- [PROVIDED PASSAGE]:
++++

Rumors of what the next generation iPhone and iPad models may look like have already been swirling and the latest one may suggest that Apple is ready to upgrade the storage capacity of its highest end models with a 128 GB edition of either the iPhone 5S and/or the iPad. According to the latest iOS 6.1 beta that is being seeded to developers right now, a 128 GB option was mentioned in the SystemPartitionPadding in the Build Manifest, indicating that Apple is exploring new storage options.
A screenshot posted on iDownload Blog shows that the 128 GB system partition is being tested by Apple for iOS 6.1 whereas iOS 6.0 did not have the 128 GB partition.
Is There a Market for 128 GB of Storage?
Today’s maximum storage capacity for iOS devices is presently 64 GB for the iPhone, iPod Touch, iPad, and iPad mini. A 128 GB model would double today’s storage limits and give more flexibility to power users, particularly those who carry a lot of content with them, such as photos, videos, movies, and music. As an aspiring photographer, a 128 GB capacity iPad or iPad mini would be an appealing option so that I can carry with me my photo portfolio.
128 GB Rumors and Hints in the Past
However, this hasn’t been the first time that Apple has hinted at a 128 GB capacity model. In the past, build logs for the iPhone have hinted at such a model, but thus far Apple still has not released a model with such expansive storage. Given Apple’s additional $100 charge for doubling the storage of the prior model, a 128 GB iPhone 5S or iPhone 6 model, for example, may cost $500 with a two-year contract in the U.S. or up to $950 unlocked if Apple matches its current pricing scheme. Today’s pricing scheme for the iPhone 5 is as follows: the base 16 GB model costs $200 on-contract, a 32 GB model costs $300, and the 64 GB model costs $400.

++++

- [WHAT YOU WILL DO]:
1. Please print the part of the 128 GB storage article that begins at the words "A screenshot posted" and stops after "my photo portfolio.".
2. Carry on the 128 GB storage article from the point where it ends.
The lines after this point are separate material and not part of the 128 GB storage article.

(Document layout detection data)
++++

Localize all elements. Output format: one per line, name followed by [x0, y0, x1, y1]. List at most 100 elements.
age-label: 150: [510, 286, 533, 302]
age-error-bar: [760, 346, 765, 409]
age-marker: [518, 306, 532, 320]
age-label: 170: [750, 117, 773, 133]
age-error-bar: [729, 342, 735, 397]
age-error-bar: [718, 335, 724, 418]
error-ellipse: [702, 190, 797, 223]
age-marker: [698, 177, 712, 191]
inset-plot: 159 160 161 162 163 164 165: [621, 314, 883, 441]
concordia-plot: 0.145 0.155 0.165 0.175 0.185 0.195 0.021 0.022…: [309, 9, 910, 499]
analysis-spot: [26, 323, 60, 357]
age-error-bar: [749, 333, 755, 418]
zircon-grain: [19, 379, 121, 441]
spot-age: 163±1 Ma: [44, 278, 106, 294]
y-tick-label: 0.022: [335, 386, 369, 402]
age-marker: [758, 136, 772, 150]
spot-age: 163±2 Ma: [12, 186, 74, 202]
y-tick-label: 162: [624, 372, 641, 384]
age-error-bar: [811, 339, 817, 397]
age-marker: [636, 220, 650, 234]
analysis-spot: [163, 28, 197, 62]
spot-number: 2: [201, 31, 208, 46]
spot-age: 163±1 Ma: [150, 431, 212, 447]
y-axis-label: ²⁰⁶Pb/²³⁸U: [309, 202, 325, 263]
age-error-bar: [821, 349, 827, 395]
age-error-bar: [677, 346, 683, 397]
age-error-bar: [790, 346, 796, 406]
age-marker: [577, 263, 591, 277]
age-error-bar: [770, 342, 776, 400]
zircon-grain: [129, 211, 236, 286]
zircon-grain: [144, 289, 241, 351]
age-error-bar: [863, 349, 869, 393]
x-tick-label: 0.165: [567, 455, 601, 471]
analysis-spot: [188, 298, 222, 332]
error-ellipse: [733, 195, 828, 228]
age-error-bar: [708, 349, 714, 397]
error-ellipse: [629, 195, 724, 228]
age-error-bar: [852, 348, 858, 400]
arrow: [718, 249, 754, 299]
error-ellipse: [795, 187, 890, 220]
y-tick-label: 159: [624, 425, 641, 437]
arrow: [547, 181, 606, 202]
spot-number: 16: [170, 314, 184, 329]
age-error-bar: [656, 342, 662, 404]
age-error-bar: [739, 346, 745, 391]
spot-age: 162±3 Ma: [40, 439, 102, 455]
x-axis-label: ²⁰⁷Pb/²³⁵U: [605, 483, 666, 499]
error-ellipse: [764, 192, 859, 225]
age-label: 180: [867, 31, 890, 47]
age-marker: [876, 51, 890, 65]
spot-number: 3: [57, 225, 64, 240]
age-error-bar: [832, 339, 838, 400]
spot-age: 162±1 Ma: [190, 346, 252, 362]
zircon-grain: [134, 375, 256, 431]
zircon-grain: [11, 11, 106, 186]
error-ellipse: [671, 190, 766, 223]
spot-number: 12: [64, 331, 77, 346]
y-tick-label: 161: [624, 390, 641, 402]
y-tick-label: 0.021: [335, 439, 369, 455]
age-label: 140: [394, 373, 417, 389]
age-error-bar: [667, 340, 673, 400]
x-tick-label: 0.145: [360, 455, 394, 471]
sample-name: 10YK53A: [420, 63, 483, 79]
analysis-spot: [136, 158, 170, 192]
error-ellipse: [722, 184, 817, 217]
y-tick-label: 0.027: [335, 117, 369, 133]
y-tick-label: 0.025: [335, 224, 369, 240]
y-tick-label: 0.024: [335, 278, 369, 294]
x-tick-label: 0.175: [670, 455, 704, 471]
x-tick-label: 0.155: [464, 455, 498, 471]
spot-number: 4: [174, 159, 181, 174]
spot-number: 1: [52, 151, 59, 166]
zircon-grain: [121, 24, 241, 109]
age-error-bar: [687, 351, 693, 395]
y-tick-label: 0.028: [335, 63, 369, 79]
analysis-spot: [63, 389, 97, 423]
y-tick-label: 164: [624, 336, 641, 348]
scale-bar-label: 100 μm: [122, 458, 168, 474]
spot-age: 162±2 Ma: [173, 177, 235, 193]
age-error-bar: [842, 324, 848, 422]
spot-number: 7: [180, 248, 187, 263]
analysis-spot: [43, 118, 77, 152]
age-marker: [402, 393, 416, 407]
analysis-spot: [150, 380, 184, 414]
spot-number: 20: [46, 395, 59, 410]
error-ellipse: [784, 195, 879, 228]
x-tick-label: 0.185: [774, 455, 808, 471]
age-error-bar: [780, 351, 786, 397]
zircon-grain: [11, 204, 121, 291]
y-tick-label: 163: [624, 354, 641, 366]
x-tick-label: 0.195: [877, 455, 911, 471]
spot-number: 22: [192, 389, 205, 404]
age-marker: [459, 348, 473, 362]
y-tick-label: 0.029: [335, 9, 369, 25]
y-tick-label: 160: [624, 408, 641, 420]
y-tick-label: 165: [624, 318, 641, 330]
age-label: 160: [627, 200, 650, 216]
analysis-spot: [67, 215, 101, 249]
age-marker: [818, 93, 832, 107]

++++

- [RESULTS BY TASK]:
1.
A screenshot posted on iDownload Blog shows that the 128 GB system partition is being tested by Apple for iOS 6.1 whereas iOS 6.0 did not have the 128 GB partition.
Is There a Market for 128 GB of Storage?
Today’s maximum storage capacity for iOS devices is presently 64 GB for the iPhone, iPod Touch, iPad, and iPad mini. A 128 GB model would double today’s storage limits and give more flexibility to power users, particularly those who carry a lot of content with them, such as photos, videos, movies, and music. As an aspiring photographer, a 128 GB capacity iPad or iPad mini would be an appealing option so that I can carry with me my photo portfolio.

2.
Given the high retail cost of a 128 GB model, it’s unclear how many units of those Apple would be able to move. Additionally, the company has been exploring various cloud options to allow users to move away from on-board storage to cloud-based storage. Apple’s iCloud service is being heavily promoted by the iOS-maker and offers an alternative to fixed storage where users can access the same content from any device any where that has an Internet connection.
A Play to Match Samsung
And if Apple does decide to upgrade its storage capacities, it would theoretically be able to match Samsung’s theoretical maximum storage on mobile devices. The main difference between Apple and Samsung to date is that the former does not offer a memory card to augment storage capacity while the latter does. Samsung offers options up to a 64 GB maximum on its Galaxy S3 and Galaxy Note 2 devices, though that option isn’t available everywhere, and those devices come with a micro SD card slot that can accept a micro SDXC card up to 64 GB capacity, maxing out with 128 GB of storage total between fixed memory and memory card.
Still, both Apple and Samsung offer more robust choices than competing Windows Phone handsets. The flagship Windows Phone 8X by HTC is capped with a paltry 16 GB model and the base model starts with just 8 GB storage. Nokia’s flagship Lumia 920 only comes with 32 GB of storage. Lower end Windows Phone 8 hardware, ironically, comes with a bit more flexibility with a micro SD card slot.